## Figure dataset records
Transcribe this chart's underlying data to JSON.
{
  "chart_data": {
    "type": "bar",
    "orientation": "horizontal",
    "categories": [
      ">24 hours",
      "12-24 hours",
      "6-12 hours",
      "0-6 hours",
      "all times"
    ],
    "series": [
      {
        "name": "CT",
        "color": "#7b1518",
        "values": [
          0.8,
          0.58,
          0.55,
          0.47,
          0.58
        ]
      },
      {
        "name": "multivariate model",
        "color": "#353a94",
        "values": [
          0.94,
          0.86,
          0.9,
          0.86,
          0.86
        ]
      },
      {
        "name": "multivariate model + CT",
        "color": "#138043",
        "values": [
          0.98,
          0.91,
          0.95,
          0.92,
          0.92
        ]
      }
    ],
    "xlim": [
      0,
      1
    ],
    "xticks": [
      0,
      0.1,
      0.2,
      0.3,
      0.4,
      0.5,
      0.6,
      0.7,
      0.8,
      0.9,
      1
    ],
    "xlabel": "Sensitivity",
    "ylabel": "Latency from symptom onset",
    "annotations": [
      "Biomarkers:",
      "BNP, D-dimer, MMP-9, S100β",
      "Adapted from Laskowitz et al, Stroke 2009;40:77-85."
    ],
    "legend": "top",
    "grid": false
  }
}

## Given exercise
List all lines in the material containing the string "multivariate".

## Result of the task
        "name": "multivariate model",
        "name": "multivariate model + CT",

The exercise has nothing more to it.